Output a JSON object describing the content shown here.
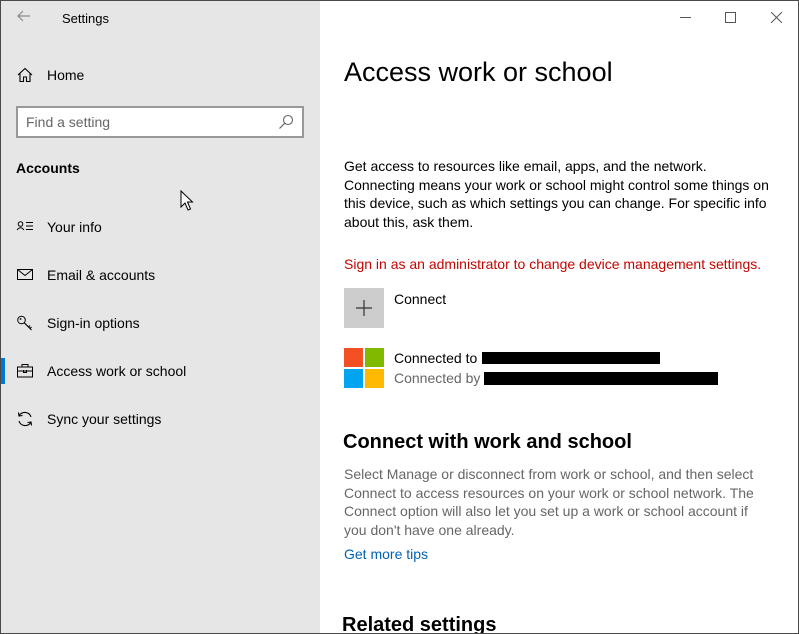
{
  "window": {
    "title": "Settings",
    "controls": [
      "minimize",
      "maximize",
      "close"
    ]
  },
  "sidebar": {
    "home_label": "Home",
    "search": {
      "placeholder": "Find a setting",
      "value": ""
    },
    "section_title": "Accounts",
    "items": [
      {
        "label": "Your info",
        "icon": "contact-card-icon",
        "selected": false
      },
      {
        "label": "Email & accounts",
        "icon": "mail-icon",
        "selected": false
      },
      {
        "label": "Sign-in options",
        "icon": "key-icon",
        "selected": false
      },
      {
        "label": "Access work or school",
        "icon": "briefcase-icon",
        "selected": true
      },
      {
        "label": "Sync your settings",
        "icon": "sync-icon",
        "selected": false
      }
    ]
  },
  "main": {
    "title": "Access work or school",
    "description": "Get access to resources like email, apps, and the network. Connecting means your work or school might control some things on this device, such as which settings you can change. For specific info about this, ask them.",
    "admin_message": "Sign in as an administrator to change device management settings.",
    "connect_label": "Connect",
    "account": {
      "line1": "Connected to",
      "line2": "Connected by"
    },
    "connect_section": {
      "title": "Connect with work and school",
      "description": "Select Manage or disconnect from work or school, and then select Connect to access resources on your work or school network. The Connect option will also let you set up a work or school account if you don't have one already.",
      "link": "Get more tips"
    },
    "related_title": "Related settings"
  },
  "colors": {
    "accent": "#0078d7",
    "error": "#c50500",
    "link": "#0063b1",
    "sidebar_bg": "#e6e6e6",
    "ms_red": "#f25022",
    "ms_green": "#7fba00",
    "ms_blue": "#00a4ef",
    "ms_yellow": "#ffb900"
  }
}
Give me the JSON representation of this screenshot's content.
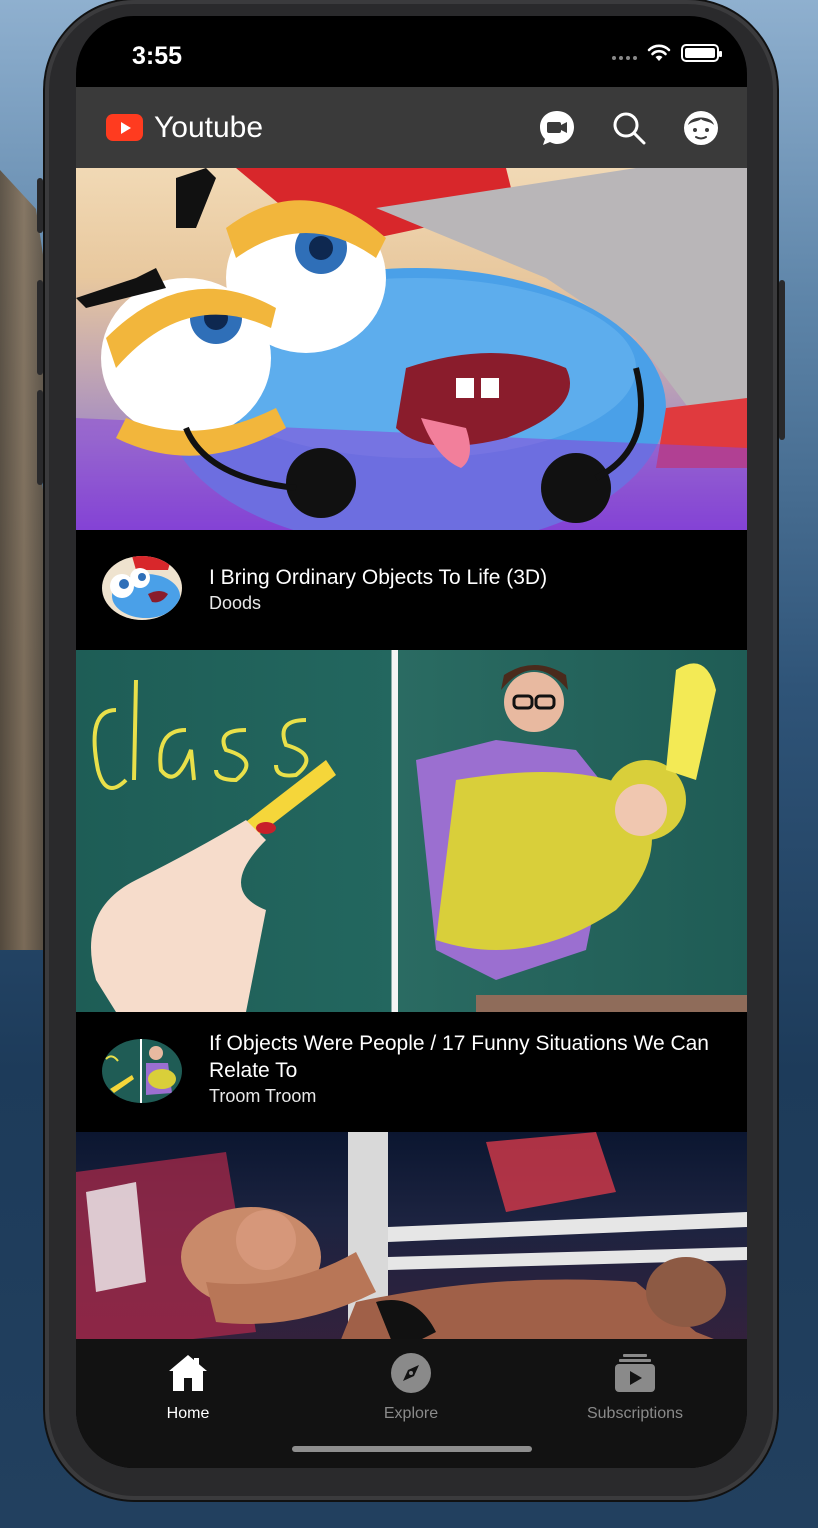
{
  "status_bar": {
    "time": "3:55"
  },
  "app_bar": {
    "title": "Youtube",
    "actions": [
      {
        "icon": "video-camera-icon"
      },
      {
        "icon": "search-icon"
      },
      {
        "icon": "account-icon"
      }
    ]
  },
  "videos": [
    {
      "title": "I Bring Ordinary Objects To Life (3D)",
      "channel": "Doods"
    },
    {
      "title": "If Objects Were People / 17 Funny Situations We Can Relate To",
      "channel": "Troom Troom"
    }
  ],
  "tabs": [
    {
      "label": "Home",
      "icon": "home-icon",
      "active": true
    },
    {
      "label": "Explore",
      "icon": "compass-icon",
      "active": false
    },
    {
      "label": "Subscriptions",
      "icon": "subscriptions-icon",
      "active": false
    }
  ],
  "colors": {
    "brand_red": "#ff3b1f",
    "app_bar_bg": "#3a3a3a",
    "tab_active": "#ffffff",
    "tab_inactive": "#8a8a8a"
  }
}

◆ **Task prompt**: Leave out all images, then reproduce the entries above exactly.

◆ **Response**:
Output a JSON object describing the content shown here.
{
  "window": {
    "title": "Settings",
    "controls": [
      "minimize",
      "maximize",
      "close"
    ]
  },
  "sidebar": {
    "home_label": "Home",
    "search": {
      "placeholder": "Find a setting",
      "value": ""
    },
    "section_title": "Accounts",
    "items": [
      {
        "label": "Your info",
        "icon": "contact-card-icon",
        "selected": false
      },
      {
        "label": "Email & accounts",
        "icon": "mail-icon",
        "selected": false
      },
      {
        "label": "Sign-in options",
        "icon": "key-icon",
        "selected": false
      },
      {
        "label": "Access work or school",
        "icon": "briefcase-icon",
        "selected": true
      },
      {
        "label": "Sync your settings",
        "icon": "sync-icon",
        "selected": false
      }
    ]
  },
  "main": {
    "title": "Access work or school",
    "description": "Get access to resources like email, apps, and the network. Connecting means your work or school might control some things on this device, such as which settings you can change. For specific info about this, ask them.",
    "admin_message": "Sign in as an administrator to change device management settings.",
    "connect_label": "Connect",
    "account": {
      "line1": "Connected to",
      "line2": "Connected by"
    },
    "connect_section": {
      "title": "Connect with work and school",
      "description": "Select Manage or disconnect from work or school, and then select Connect to access resources on your work or school network. The Connect option will also let you set up a work or school account if you don't have one already.",
      "link": "Get more tips"
    },
    "related_title": "Related settings"
  },
  "colors": {
    "accent": "#0078d7",
    "error": "#c50500",
    "link": "#0063b1",
    "sidebar_bg": "#e6e6e6",
    "ms_red": "#f25022",
    "ms_green": "#7fba00",
    "ms_blue": "#00a4ef",
    "ms_yellow": "#ffb900"
  }
}
Give me the JSON representation of this screenshot's content.
{
  "status_bar": {
    "time": "3:55"
  },
  "app_bar": {
    "title": "Youtube",
    "actions": [
      {
        "icon": "video-camera-icon"
      },
      {
        "icon": "search-icon"
      },
      {
        "icon": "account-icon"
      }
    ]
  },
  "videos": [
    {
      "title": "I Bring Ordinary Objects To Life (3D)",
      "channel": "Doods"
    },
    {
      "title": "If Objects Were People / 17 Funny Situations We Can Relate To",
      "channel": "Troom Troom"
    }
  ],
  "tabs": [
    {
      "label": "Home",
      "icon": "home-icon",
      "active": true
    },
    {
      "label": "Explore",
      "icon": "compass-icon",
      "active": false
    },
    {
      "label": "Subscriptions",
      "icon": "subscriptions-icon",
      "active": false
    }
  ],
  "colors": {
    "brand_red": "#ff3b1f",
    "app_bar_bg": "#3a3a3a",
    "tab_active": "#ffffff",
    "tab_inactive": "#8a8a8a"
  }
}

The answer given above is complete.